═════ Record list ═════
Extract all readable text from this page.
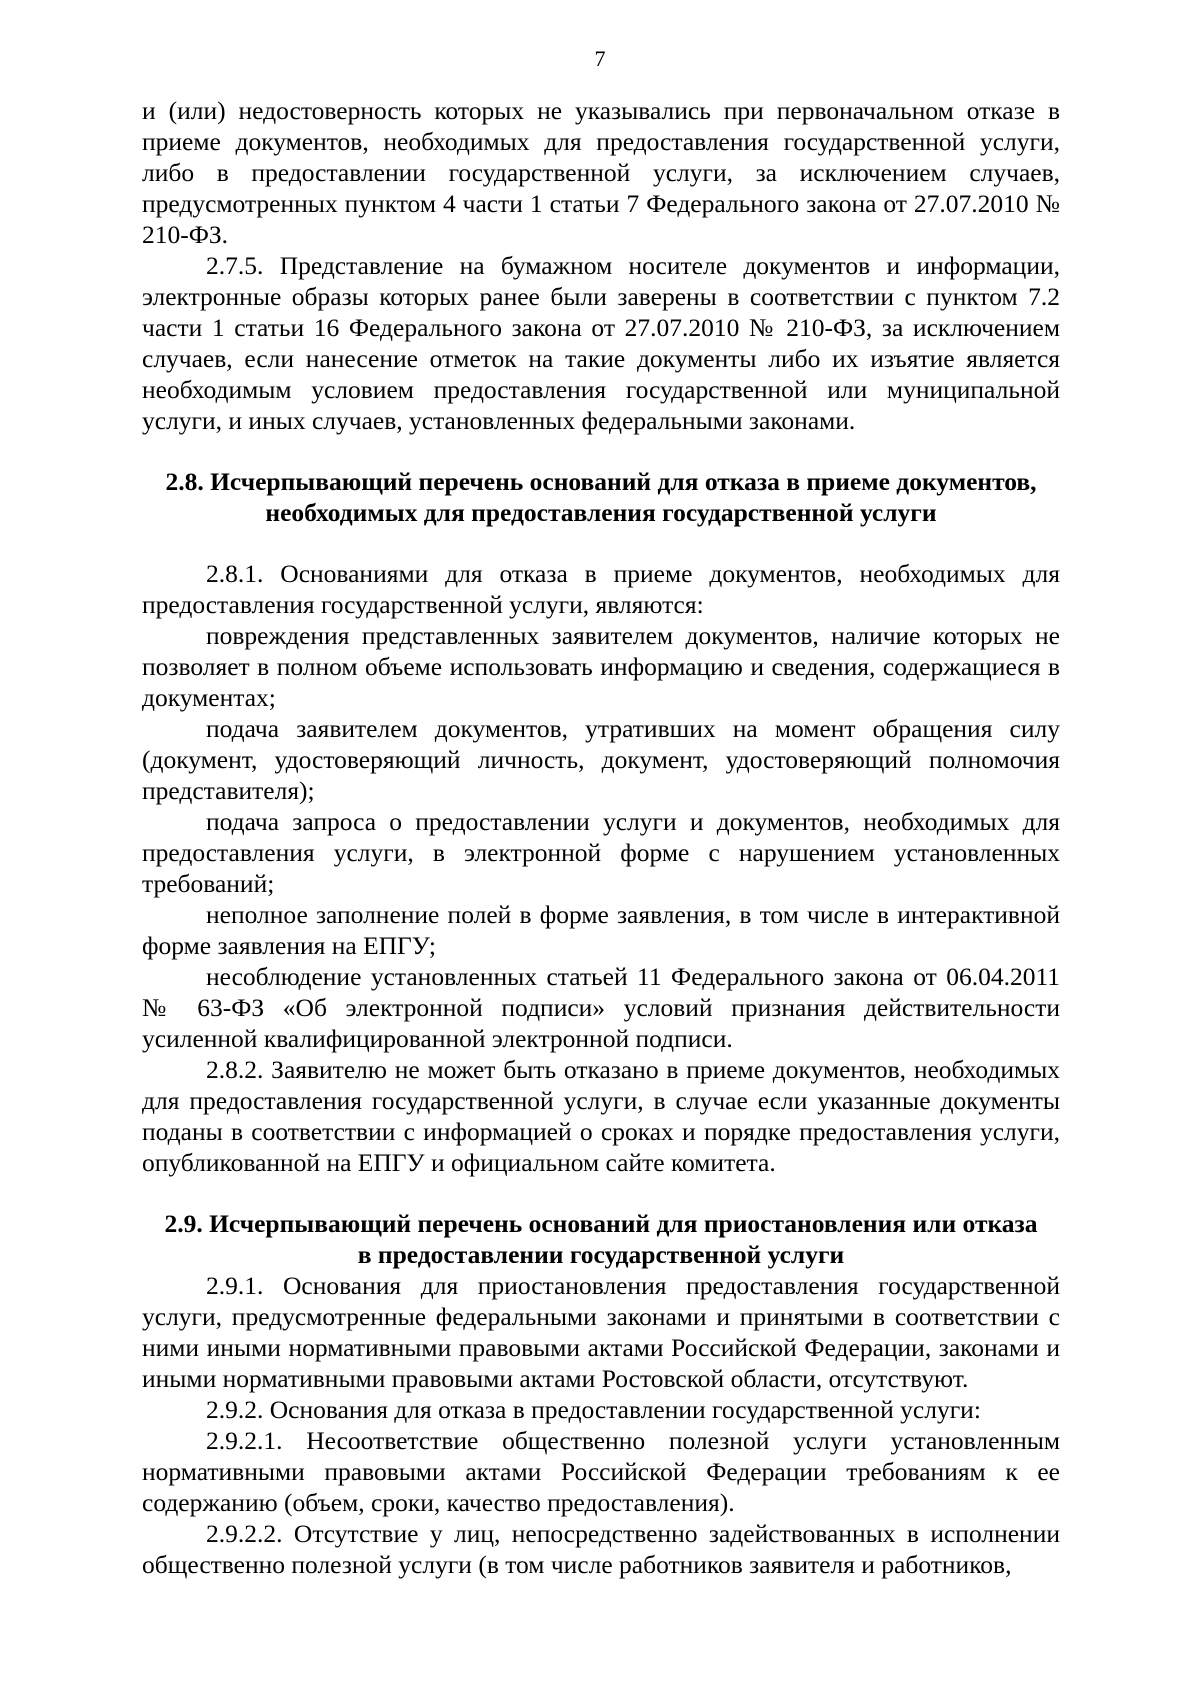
7

и (или) недостоверность которых не указывались при первоначальном отказе в приеме документов, необходимых для предоставления государственной услуги, либо в предоставлении государственной услуги, за исключением случаев, предусмотренных пунктом 4 части 1 статьи 7 Федерального закона от 27.07.2010 № 210-ФЗ.

2.7.5. Представление на бумажном носителе документов и информации, электронные образы которых ранее были заверены в соответствии с пунктом 7.2 части 1 статьи 16 Федерального закона от 27.07.2010 № 210-ФЗ, за исключением случаев, если нанесение отметок на такие документы либо их изъятие является необходимым условием предоставления государственной или муниципальной услуги, и иных случаев, установленных федеральными законами.

2.8. Исчерпывающий перечень оснований для отказа в приеме документов,
необходимых для предоставления государственной услуги

2.8.1. Основаниями для отказа в приеме документов, необходимых для предоставления государственной услуги, являются:

повреждения представленных заявителем документов, наличие которых не позволяет в полном объеме использовать информацию и сведения, содержащиеся в документах;

подача заявителем документов, утративших на момент обращения силу (документ, удостоверяющий личность, документ, удостоверяющий полномочия представителя);

подача запроса о предоставлении услуги и документов, необходимых для предоставления услуги, в электронной форме с нарушением установленных требований;

неполное заполнение полей в форме заявления, в том числе в интерактивной форме заявления на ЕПГУ;

несоблюдение установленных статьей 11 Федерального закона от 06.04.2011 № 63-ФЗ «Об электронной подписи» условий признания действительности усиленной квалифицированной электронной подписи.

2.8.2. Заявителю не может быть отказано в приеме документов, необходимых для предоставления государственной услуги, в случае если указанные документы поданы в соответствии с информацией о сроках и порядке предоставления услуги, опубликованной на ЕПГУ и официальном сайте комитета.

2.9. Исчерпывающий перечень оснований для приостановления или отказа
в предоставлении государственной услуги

2.9.1. Основания для приостановления предоставления государственной услуги, предусмотренные федеральными законами и принятыми в соответствии с ними иными нормативными правовыми актами Российской Федерации, законами и иными нормативными правовыми актами Ростовской области, отсутствуют.

2.9.2. Основания для отказа в предоставлении государственной услуги:

2.9.2.1. Несоответствие общественно полезной услуги установленным нормативными правовыми актами Российской Федерации требованиям к ее содержанию (объем, сроки, качество предоставления).

2.9.2.2. Отсутствие у лиц, непосредственно задействованных в исполнении общественно полезной услуги (в том числе работников заявителя и работников,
═════
== Problem to solve ==
Extract every line of the records above that contains the word "Федерации".

== Solution to the problem ==
2.9.1. Основания для приостановления предоставления государственной услуги, предусмотренные федеральными законами и принятыми в соответствии с ними иными нормативными правовыми актами Российской Федерации, законами и иными нормативными правовыми актами Ростовской области, отсутствуют.
2.9.2.1. Несоответствие общественно полезной услуги установленным нормативными правовыми актами Российской Федерации требованиям к ее содержанию (объем, сроки, качество предоставления).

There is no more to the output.